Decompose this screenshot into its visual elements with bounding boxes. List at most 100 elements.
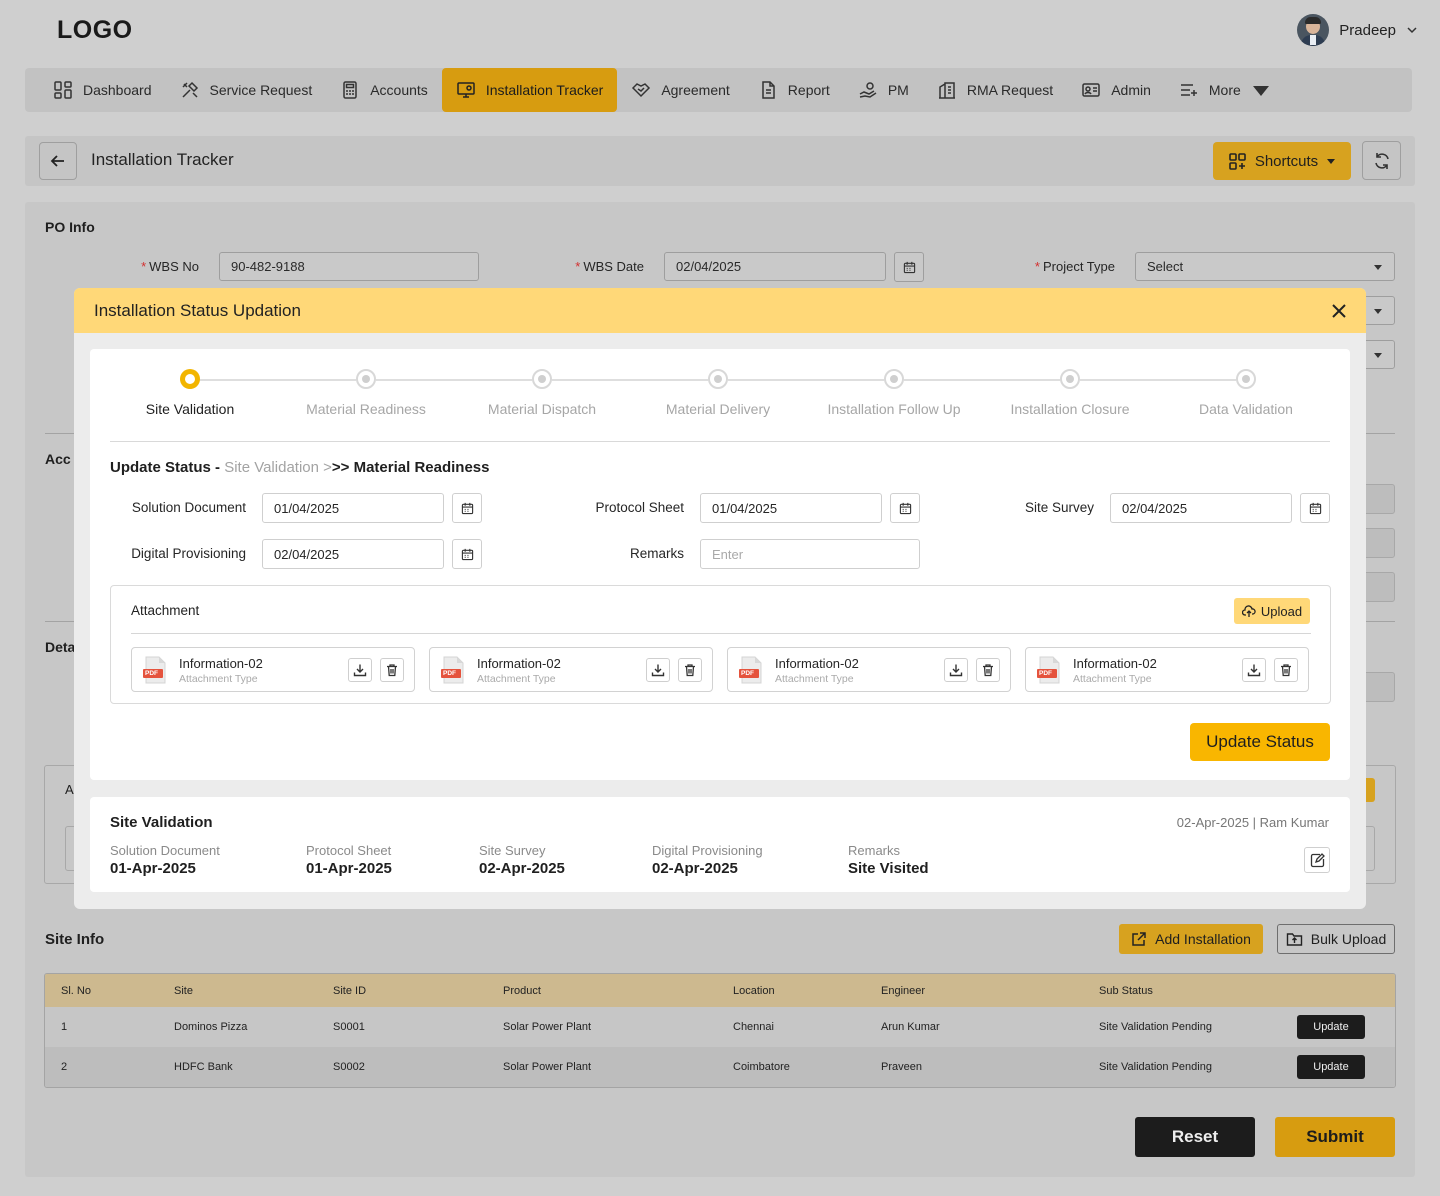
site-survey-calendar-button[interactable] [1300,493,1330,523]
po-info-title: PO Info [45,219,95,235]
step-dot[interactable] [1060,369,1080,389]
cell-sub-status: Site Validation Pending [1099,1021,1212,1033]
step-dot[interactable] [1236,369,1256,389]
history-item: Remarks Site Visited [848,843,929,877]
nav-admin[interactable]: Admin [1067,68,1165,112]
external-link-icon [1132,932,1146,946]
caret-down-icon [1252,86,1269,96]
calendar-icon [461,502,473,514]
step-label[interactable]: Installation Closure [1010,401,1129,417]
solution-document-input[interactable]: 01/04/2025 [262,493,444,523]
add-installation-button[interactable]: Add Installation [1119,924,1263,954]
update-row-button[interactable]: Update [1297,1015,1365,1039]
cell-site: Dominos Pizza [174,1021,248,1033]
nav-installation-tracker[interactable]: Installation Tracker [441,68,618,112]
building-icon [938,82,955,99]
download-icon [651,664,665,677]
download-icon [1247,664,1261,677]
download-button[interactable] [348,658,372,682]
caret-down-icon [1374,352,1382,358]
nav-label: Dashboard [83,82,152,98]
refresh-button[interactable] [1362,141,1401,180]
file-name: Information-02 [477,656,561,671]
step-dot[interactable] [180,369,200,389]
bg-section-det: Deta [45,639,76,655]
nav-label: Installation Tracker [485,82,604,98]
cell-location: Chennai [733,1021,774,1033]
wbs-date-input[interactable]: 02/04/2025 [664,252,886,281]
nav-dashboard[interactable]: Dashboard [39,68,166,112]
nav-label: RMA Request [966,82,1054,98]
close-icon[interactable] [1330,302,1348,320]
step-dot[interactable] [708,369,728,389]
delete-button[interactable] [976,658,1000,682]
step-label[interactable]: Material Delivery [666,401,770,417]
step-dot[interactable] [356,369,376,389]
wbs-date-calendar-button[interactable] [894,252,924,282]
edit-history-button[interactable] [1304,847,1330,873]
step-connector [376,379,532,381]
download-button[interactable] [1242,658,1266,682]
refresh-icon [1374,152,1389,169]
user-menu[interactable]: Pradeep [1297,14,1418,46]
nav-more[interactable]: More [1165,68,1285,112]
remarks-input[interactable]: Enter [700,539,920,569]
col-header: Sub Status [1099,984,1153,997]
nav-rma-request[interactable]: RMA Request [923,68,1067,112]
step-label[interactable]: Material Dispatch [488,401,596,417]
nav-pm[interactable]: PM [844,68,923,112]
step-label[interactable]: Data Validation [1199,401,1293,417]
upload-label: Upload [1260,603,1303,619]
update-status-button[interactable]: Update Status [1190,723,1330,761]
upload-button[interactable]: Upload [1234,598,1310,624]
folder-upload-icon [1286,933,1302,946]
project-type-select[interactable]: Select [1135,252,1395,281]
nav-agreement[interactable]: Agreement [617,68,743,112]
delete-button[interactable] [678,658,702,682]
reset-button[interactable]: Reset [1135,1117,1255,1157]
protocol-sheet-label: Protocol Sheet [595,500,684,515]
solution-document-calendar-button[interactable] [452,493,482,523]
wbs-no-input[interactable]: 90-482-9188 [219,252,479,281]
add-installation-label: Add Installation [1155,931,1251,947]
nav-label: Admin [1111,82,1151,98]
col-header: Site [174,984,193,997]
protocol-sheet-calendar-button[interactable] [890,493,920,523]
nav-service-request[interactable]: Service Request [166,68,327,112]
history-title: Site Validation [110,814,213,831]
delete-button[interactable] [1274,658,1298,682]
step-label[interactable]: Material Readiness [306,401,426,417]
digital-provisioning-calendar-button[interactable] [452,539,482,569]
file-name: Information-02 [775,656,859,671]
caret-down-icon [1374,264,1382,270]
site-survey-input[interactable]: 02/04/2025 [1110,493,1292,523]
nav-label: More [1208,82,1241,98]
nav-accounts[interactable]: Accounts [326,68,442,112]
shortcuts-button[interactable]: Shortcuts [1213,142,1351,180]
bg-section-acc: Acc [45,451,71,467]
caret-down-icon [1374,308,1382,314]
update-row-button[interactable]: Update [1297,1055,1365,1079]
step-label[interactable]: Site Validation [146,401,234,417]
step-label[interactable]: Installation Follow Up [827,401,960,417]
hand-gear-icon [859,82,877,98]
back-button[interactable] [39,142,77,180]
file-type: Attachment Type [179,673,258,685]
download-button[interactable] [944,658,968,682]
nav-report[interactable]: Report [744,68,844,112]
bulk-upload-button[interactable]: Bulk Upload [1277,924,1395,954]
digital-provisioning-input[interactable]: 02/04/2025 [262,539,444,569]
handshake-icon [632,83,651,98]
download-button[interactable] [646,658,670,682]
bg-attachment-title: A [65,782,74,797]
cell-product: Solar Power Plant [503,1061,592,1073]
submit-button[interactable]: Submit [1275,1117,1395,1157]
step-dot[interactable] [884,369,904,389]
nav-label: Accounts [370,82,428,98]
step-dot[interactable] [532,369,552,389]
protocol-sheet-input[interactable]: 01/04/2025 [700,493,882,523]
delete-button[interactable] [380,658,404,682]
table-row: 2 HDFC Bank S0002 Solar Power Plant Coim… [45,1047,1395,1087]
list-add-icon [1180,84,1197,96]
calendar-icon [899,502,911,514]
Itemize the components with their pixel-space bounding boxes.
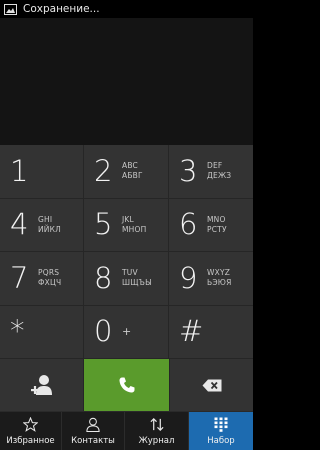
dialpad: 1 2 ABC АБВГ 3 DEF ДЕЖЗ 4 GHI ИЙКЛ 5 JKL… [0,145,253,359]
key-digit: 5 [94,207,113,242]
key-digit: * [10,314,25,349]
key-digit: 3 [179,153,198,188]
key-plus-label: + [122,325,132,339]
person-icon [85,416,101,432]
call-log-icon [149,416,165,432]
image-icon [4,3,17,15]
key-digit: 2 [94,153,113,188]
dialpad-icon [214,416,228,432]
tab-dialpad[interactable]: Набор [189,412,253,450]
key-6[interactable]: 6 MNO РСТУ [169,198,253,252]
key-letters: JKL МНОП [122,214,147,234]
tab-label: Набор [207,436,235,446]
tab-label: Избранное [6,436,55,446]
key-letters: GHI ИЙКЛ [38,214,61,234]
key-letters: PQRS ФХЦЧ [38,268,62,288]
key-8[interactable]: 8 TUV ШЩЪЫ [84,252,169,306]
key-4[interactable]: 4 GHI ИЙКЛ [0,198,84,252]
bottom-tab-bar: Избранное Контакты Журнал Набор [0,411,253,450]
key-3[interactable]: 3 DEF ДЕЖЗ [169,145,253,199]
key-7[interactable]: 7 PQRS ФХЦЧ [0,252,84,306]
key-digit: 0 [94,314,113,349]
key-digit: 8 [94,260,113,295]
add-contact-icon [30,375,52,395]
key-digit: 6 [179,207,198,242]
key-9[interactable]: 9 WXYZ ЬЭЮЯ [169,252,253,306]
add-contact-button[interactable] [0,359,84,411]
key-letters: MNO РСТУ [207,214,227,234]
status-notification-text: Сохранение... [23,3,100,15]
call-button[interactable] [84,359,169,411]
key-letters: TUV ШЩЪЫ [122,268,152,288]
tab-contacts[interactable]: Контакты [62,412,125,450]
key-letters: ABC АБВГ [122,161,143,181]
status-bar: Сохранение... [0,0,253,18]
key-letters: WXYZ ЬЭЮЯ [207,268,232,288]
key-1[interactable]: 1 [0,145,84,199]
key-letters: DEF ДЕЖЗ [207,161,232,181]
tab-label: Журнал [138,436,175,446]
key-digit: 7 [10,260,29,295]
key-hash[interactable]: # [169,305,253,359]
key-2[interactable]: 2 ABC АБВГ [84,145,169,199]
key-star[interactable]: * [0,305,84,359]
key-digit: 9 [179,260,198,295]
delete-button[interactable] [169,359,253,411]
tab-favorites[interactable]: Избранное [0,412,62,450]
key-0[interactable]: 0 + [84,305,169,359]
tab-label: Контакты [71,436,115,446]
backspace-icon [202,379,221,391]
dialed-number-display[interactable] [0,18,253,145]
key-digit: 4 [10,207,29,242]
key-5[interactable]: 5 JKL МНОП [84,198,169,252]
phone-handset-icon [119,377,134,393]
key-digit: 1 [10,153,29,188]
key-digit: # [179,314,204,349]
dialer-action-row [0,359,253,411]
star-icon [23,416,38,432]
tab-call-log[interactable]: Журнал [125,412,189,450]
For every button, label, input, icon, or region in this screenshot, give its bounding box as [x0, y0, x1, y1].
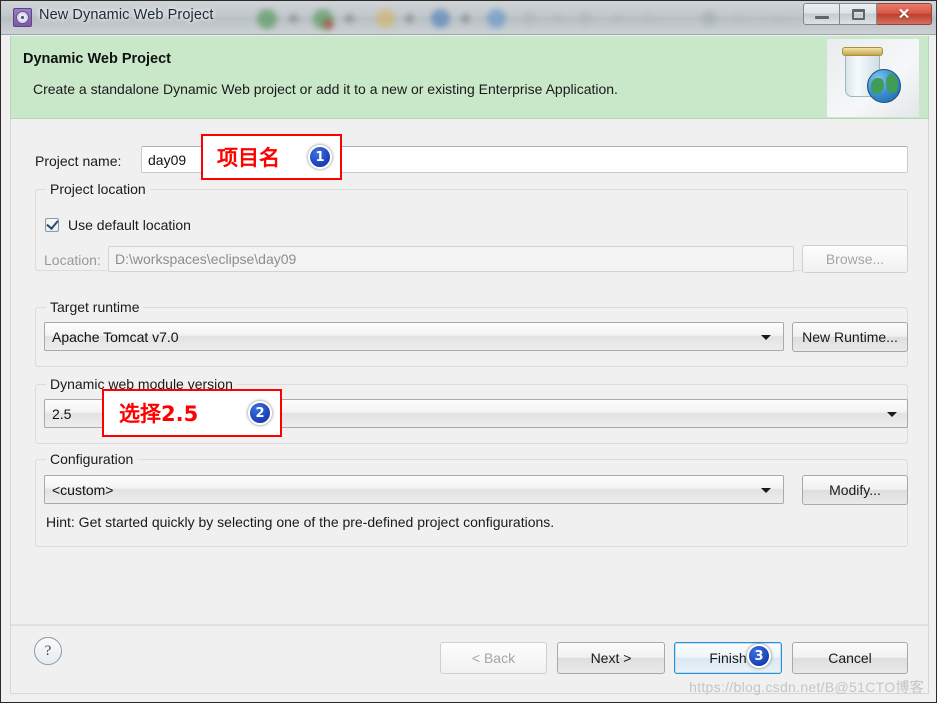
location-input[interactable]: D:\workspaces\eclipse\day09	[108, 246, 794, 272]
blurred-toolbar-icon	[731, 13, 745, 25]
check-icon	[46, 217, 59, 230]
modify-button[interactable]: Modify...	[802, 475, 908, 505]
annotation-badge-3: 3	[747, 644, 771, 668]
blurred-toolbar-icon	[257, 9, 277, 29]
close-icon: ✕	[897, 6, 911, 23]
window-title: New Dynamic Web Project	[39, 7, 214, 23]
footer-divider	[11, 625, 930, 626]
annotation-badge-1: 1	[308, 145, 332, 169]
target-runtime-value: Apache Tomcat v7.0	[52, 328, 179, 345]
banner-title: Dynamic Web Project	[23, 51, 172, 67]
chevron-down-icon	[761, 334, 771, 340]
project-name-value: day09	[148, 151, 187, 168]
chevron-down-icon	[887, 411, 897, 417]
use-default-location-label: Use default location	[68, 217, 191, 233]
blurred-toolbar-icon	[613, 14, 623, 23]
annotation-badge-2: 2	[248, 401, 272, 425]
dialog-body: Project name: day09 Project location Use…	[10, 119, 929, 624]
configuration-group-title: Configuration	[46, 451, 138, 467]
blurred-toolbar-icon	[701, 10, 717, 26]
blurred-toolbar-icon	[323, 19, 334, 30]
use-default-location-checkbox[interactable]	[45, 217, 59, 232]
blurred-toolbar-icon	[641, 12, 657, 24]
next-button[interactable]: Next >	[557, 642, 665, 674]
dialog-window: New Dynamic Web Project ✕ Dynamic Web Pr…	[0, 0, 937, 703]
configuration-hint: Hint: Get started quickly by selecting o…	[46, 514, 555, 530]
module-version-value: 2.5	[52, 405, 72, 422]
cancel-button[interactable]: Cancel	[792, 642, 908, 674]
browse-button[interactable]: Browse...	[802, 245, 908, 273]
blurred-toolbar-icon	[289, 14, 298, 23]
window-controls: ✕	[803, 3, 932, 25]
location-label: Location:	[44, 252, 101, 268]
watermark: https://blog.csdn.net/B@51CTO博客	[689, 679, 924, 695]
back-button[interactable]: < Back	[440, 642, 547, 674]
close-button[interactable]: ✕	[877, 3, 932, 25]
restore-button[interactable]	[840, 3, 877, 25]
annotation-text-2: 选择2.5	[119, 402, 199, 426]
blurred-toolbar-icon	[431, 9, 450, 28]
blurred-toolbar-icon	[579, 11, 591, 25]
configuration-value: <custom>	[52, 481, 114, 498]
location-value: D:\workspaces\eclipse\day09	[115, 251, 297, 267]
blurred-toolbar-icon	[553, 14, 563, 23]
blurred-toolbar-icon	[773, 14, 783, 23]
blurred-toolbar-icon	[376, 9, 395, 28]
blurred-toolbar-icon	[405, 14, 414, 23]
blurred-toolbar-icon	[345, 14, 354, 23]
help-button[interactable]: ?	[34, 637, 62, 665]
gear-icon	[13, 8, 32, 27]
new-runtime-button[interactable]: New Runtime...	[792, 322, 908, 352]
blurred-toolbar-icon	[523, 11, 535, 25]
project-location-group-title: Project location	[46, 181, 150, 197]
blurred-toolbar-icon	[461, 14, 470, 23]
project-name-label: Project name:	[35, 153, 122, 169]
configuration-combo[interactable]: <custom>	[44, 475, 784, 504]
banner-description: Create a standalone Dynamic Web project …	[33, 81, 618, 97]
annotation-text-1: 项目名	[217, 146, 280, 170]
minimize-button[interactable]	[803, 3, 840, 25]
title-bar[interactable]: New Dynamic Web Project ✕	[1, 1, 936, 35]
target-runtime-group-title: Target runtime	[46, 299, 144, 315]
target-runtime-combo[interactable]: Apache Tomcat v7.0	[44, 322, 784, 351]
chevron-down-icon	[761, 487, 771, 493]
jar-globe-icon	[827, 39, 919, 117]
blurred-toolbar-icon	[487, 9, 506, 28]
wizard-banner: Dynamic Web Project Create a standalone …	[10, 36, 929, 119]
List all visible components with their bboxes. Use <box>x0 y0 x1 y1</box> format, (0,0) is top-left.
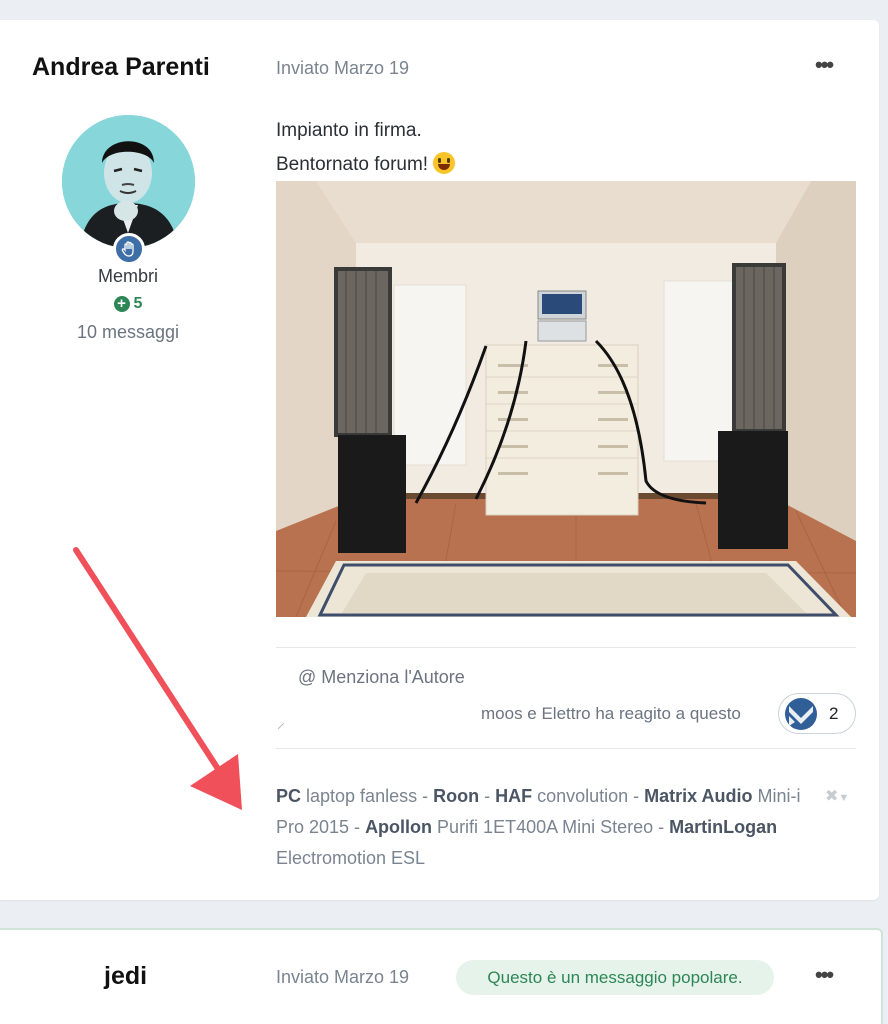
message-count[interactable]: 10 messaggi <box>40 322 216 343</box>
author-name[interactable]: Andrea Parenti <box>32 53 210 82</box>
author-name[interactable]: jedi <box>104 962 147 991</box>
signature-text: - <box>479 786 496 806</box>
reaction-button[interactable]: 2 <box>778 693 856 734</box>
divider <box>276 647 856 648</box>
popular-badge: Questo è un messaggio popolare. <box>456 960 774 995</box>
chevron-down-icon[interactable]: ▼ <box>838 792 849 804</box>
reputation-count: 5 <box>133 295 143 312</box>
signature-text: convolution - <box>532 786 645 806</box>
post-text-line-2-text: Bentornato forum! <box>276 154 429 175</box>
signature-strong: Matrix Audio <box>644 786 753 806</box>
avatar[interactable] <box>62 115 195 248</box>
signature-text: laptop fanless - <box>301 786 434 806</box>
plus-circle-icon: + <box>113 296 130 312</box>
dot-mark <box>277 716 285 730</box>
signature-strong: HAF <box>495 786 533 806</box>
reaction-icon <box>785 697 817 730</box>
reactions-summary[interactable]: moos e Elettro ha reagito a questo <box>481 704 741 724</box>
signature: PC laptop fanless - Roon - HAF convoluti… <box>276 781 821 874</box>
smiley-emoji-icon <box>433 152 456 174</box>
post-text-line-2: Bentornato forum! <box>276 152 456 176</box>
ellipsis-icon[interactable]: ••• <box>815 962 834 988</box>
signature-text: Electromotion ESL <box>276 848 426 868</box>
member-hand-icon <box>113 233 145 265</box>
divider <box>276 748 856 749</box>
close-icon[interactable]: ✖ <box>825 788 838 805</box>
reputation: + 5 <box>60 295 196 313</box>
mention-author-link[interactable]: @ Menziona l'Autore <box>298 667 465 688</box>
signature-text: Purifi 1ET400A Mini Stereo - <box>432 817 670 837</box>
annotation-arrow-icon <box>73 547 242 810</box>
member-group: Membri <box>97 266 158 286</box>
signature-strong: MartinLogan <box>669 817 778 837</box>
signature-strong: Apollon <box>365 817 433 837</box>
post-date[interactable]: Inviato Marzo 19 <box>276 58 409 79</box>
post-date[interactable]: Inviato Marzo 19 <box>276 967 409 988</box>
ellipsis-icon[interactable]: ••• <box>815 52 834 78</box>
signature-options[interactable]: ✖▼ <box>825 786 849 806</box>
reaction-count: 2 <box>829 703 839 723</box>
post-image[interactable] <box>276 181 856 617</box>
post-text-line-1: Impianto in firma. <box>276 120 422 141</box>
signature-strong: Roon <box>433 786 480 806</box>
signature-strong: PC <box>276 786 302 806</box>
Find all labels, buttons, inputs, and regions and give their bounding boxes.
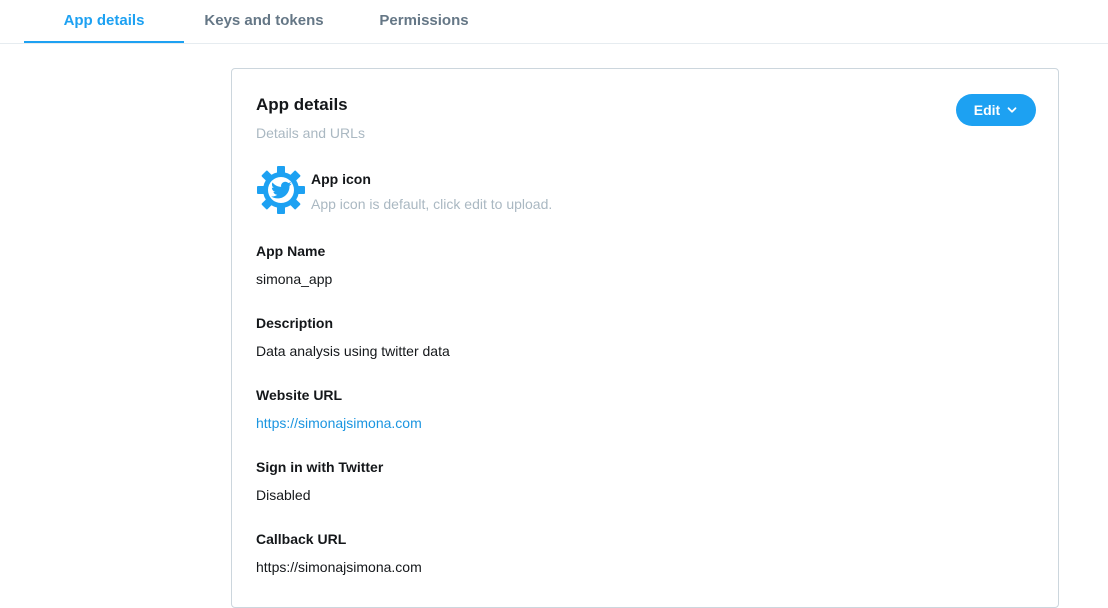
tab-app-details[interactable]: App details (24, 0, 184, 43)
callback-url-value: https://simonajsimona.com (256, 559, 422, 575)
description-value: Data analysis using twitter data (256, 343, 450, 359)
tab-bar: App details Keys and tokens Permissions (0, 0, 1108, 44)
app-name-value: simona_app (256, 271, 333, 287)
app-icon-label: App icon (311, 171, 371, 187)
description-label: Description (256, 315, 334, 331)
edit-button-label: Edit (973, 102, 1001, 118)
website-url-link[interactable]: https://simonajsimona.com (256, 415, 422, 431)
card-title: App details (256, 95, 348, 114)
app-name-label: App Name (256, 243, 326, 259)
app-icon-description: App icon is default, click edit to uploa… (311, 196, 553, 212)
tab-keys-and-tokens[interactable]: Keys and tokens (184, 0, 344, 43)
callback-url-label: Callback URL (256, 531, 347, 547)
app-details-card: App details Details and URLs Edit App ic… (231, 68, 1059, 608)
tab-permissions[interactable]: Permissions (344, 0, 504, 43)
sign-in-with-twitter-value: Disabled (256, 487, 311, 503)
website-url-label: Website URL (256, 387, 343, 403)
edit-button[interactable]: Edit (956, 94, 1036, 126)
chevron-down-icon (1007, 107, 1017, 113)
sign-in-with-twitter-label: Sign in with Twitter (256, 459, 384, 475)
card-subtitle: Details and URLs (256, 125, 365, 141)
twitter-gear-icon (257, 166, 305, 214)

# [Aim of the task]
Copy, unchanged, the lines of the records starting with the line that contains "site-survey-calendar-button[interactable] [1300,493,1330,523]" and going on through the line that contains "cell-site: Dominos Pizza [174,1021,248,1033]".

# [Response to this task]
site-survey-calendar-button[interactable] [1300,493,1330,523]
po-info-title: PO Info [45,219,95,235]
step-dot[interactable] [1060,369,1080,389]
cell-sub-status: Site Validation Pending [1099,1021,1212,1033]
step-dot[interactable] [1236,369,1256,389]
history-item: Remarks Site Visited [848,843,929,877]
nav-admin[interactable]: Admin [1067,68,1165,112]
external-link-icon [1132,932,1146,946]
caret-down-icon [1252,86,1269,96]
calendar-icon [461,502,473,514]
step-label[interactable]: Installation Closure [1010,401,1129,417]
solution-document-input[interactable]: 01/04/2025 [262,493,444,523]
add-installation-button[interactable]: Add Installation [1119,924,1263,954]
update-row-button[interactable]: Update [1297,1015,1365,1039]
cell-site: Dominos Pizza [174,1021,248,1033]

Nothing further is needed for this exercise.